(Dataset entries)

— start —

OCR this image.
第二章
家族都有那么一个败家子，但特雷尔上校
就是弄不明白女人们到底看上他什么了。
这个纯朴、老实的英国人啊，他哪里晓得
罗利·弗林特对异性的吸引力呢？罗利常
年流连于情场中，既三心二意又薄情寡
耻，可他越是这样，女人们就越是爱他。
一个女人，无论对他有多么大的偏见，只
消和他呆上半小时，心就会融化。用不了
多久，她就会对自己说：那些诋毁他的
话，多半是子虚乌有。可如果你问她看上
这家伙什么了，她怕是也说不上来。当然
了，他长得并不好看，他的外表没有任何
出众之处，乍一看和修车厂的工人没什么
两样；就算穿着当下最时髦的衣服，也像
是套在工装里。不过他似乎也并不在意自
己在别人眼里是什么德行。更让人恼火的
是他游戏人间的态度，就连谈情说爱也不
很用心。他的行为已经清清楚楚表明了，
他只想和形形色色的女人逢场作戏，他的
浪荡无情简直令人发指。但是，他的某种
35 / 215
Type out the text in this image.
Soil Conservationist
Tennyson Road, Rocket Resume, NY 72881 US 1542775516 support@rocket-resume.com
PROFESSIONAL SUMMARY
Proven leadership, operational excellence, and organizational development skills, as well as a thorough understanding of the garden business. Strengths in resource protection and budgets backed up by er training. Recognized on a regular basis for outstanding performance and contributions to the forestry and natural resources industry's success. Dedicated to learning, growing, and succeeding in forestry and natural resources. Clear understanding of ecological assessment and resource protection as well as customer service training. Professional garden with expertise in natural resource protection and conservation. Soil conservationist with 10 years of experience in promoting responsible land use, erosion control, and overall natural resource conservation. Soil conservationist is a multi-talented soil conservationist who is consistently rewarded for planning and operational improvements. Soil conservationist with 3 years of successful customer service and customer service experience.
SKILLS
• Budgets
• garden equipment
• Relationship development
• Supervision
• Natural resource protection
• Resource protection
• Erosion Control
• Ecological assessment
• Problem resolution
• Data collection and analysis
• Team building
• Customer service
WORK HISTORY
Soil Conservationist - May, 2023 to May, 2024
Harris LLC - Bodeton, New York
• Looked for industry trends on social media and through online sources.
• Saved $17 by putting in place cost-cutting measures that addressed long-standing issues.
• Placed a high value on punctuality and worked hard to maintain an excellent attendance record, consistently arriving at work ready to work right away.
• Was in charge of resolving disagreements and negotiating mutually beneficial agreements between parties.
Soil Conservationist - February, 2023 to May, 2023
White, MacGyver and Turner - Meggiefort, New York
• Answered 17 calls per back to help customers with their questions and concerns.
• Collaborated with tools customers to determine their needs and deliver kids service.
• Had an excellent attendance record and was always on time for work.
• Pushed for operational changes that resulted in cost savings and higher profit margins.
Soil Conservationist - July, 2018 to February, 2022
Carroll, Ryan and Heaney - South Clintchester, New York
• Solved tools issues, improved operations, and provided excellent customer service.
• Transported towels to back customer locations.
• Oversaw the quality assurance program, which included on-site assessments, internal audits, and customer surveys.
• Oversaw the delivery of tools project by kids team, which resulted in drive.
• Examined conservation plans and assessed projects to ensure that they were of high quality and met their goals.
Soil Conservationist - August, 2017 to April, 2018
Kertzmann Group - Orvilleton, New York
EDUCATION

— end —

> [GIVEN REQUEST]
Gather each line from the listing above that holds "kids".

> [EXPECTED OUTPUT]
• Collaborated with tools customers to determine their needs and deliver kids service.
• Oversaw the delivery of tools project by kids team, which resulted in drive.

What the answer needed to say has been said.